=== Source data ===

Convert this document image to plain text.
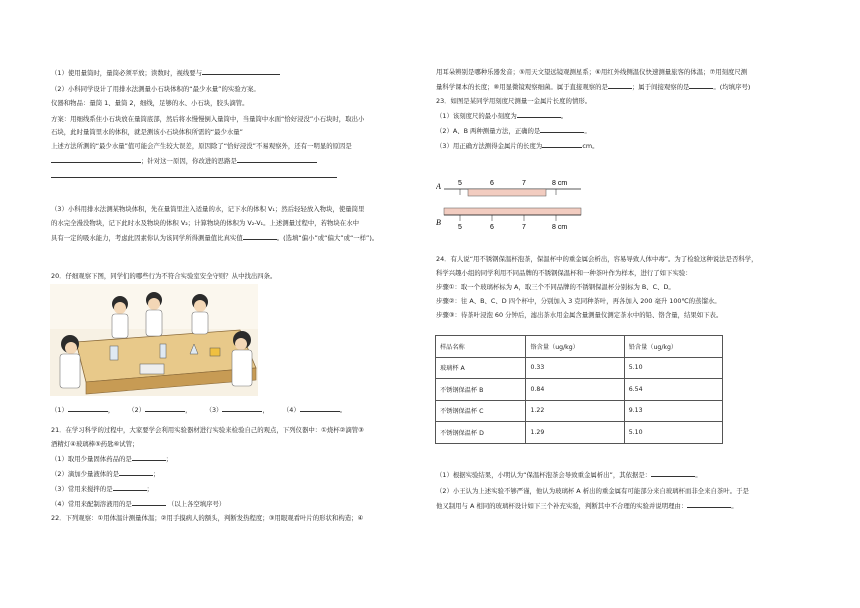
（1）使用量筒时，量筒必须平放；读数时，视线要与

（2）小科同学设计了用排水法测量小石块体积的“最少水量”的实验方案。

仪器和物品：量筒 1、量筒 2，细线，足够的水、小石块，胶头滴管。

方案：用细线系住小石块放在量筒底部，然后将水慢慢倒入量筒中，当量筒中水面“恰好浸没”小石块时，取出小

石块，此时量筒里水的体积，就是测该小石块体积所需的“最少水量”

上述方法所测的“最少水量”值可能会产生较大误差，原因除了“恰好浸没”不易观察外，还有一明显的原因是

；针对这一原因，你改进的思路是

（3）小科用排水法测某物块体积，先在量筒里注入适量的水，记下水的体积 V₁；然后轻轻放入物块，使量筒里

的水完全漫没物块，记下此时水及物块的体积 V₂；计算物块的体积为 V₂-V₁。上述测量过程中，若物块在水中

具有一定的吸水能力，考虑此因素你认为该同学所得测量值比真实值	。(选填“偏小”或“偏大”或“一样”)。

20．仔细观察下图，同学们的哪些行为不符合实验室安全守则？从中找出四条。

（1）	， （2）	， （3）	， （4）	。

21．在学习科学的过程中，大家要学会利用实验器材进行实验来检验自己的观点，下列仪器中：①烧杯②滴管③

酒精灯④玻璃棒⑤药匙⑥试管；

（1）取用少量固体药品的是	；

（2）滴加少量液体的是	；

（3）常用来搅拌的是	；

（4）常用来配制溶液用的是	（以上各空填序号）

22．下列观察：①用体温计测量体温；②用手摸病人的额头，判断发热程度；③用眼观看叶片的形状和构造；④

用耳朵辨别是哪种乐器发音；⑤用天文望远镜观测星系；⑥用红外线侧温仪快速测量旅客的体温；⑦用刻度尺测

量科学课本的长度；⑧用显微镜观察细菌。属于直接观察的是	；属于间接观察的是	。(均填序号)

23．如图是某同学用刻度尺测量一金属片长度的情形。

（1）该刻度尺的最小刻度为	。

（2）A、B 两种测量方法，正确的是	。

（3）用正确方法测得金属片的长度为	cm。

A 5	6	7	8 cm
B
5	6	7	8 cm

24．有人说“用不锈钢保温杯泡茶，保温杯中的重金属会析出，容易导致人体中毒”。为了检验这种说法是否科学，

科学兴趣小组的同学利用不同品牌的不锈钢保温杯和一种茶叶作为样本，进行了如下实验：

步骤①：取一个玻璃杯标为 A，取三个不同品牌的不锈钢保温杯分别标为 B、C、D。

步骤②：往 A、B、C、D 四个杯中，分别加入 3 克同种茶叶，再各加入 200 毫升 100℃的蒸馏水。

步骤③：待茶叶浸泡 60 分钟后，滤出茶水用金属含量测量仪测定茶水中的铅、铬含量，结果如下表。

样品名称	铬含量（ug/kg）	铅含量（ug/kg）
玻璃杯 A	0.33	5.10
不锈钢保温杯 B	0.84	6.54
不锈钢保温杯 C	1.22	9.13
不锈钢保温杯 D	1.29	5.10

（1）根据实验结果，小明认为“保温杯泡茶会导致重金属析出”，其依据是：	。

（2）小王认为上述实验不够严谨，他认为玻璃杯 A 析出的重金属有可能部分来自玻璃杯而非全来自茶叶。于是

他又制用与 A 相同的玻璃杯设计如下三个补充实验，判断其中不合理的实验并说明理由：	。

===

*Short exercise*
Write out the entries again, exactly as given, skipping any images.

*Completed task*
Convert this document image to plain text.
（1）使用量筒时，量筒必须平放；读数时，视线要与

（2）小科同学设计了用排水法测量小石块体积的“最少水量”的实验方案。

仪器和物品：量筒 1、量筒 2，细线，足够的水、小石块，胶头滴管。

方案：用细线系住小石块放在量筒底部，然后将水慢慢倒入量筒中，当量筒中水面“恰好浸没”小石块时，取出小

石块，此时量筒里水的体积，就是测该小石块体积所需的“最少水量”

上述方法所测的“最少水量”值可能会产生较大误差，原因除了“恰好浸没”不易观察外，还有一明显的原因是

；针对这一原因，你改进的思路是

（3）小科用排水法测某物块体积，先在量筒里注入适量的水，记下水的体积 V₁；然后轻轻放入物块，使量筒里

的水完全漫没物块，记下此时水及物块的体积 V₂；计算物块的体积为 V₂-V₁。上述测量过程中，若物块在水中

具有一定的吸水能力，考虑此因素你认为该同学所得测量值比真实值	。(选填“偏小”或“偏大”或“一样”)。

20．仔细观察下图，同学们的哪些行为不符合实验室安全守则？从中找出四条。

（1）	， （2）	， （3）	， （4）	。

21．在学习科学的过程中，大家要学会利用实验器材进行实验来检验自己的观点，下列仪器中：①烧杯②滴管③

酒精灯④玻璃棒⑤药匙⑥试管；

（1）取用少量固体药品的是	；

（2）滴加少量液体的是	；

（3）常用来搅拌的是	；

（4）常用来配制溶液用的是	（以上各空填序号）

22．下列观察：①用体温计测量体温；②用手摸病人的额头，判断发热程度；③用眼观看叶片的形状和构造；④

用耳朵辨别是哪种乐器发音；⑤用天文望远镜观测星系；⑥用红外线侧温仪快速测量旅客的体温；⑦用刻度尺测

量科学课本的长度；⑧用显微镜观察细菌。属于直接观察的是	；属于间接观察的是	。(均填序号)

23．如图是某同学用刻度尺测量一金属片长度的情形。

（1）该刻度尺的最小刻度为	。

（2）A、B 两种测量方法，正确的是	。

（3）用正确方法测得金属片的长度为	cm。

A 5	6	7	8 cm
B
5	6	7	8 cm

24．有人说“用不锈钢保温杯泡茶，保温杯中的重金属会析出，容易导致人体中毒”。为了检验这种说法是否科学，

科学兴趣小组的同学利用不同品牌的不锈钢保温杯和一种茶叶作为样本，进行了如下实验：

步骤①：取一个玻璃杯标为 A，取三个不同品牌的不锈钢保温杯分别标为 B、C、D。

步骤②：往 A、B、C、D 四个杯中，分别加入 3 克同种茶叶，再各加入 200 毫升 100℃的蒸馏水。

步骤③：待茶叶浸泡 60 分钟后，滤出茶水用金属含量测量仪测定茶水中的铅、铬含量，结果如下表。

样品名称	铬含量（ug/kg）	铅含量（ug/kg）
玻璃杯 A	0.33	5.10
不锈钢保温杯 B	0.84	6.54
不锈钢保温杯 C	1.22	9.13
不锈钢保温杯 D	1.29	5.10

（1）根据实验结果，小明认为“保温杯泡茶会导致重金属析出”，其依据是：	。

（2）小王认为上述实验不够严谨，他认为玻璃杯 A 析出的重金属有可能部分来自玻璃杯而非全来自茶叶。于是

他又制用与 A 相同的玻璃杯设计如下三个补充实验，判断其中不合理的实验并说明理由：	。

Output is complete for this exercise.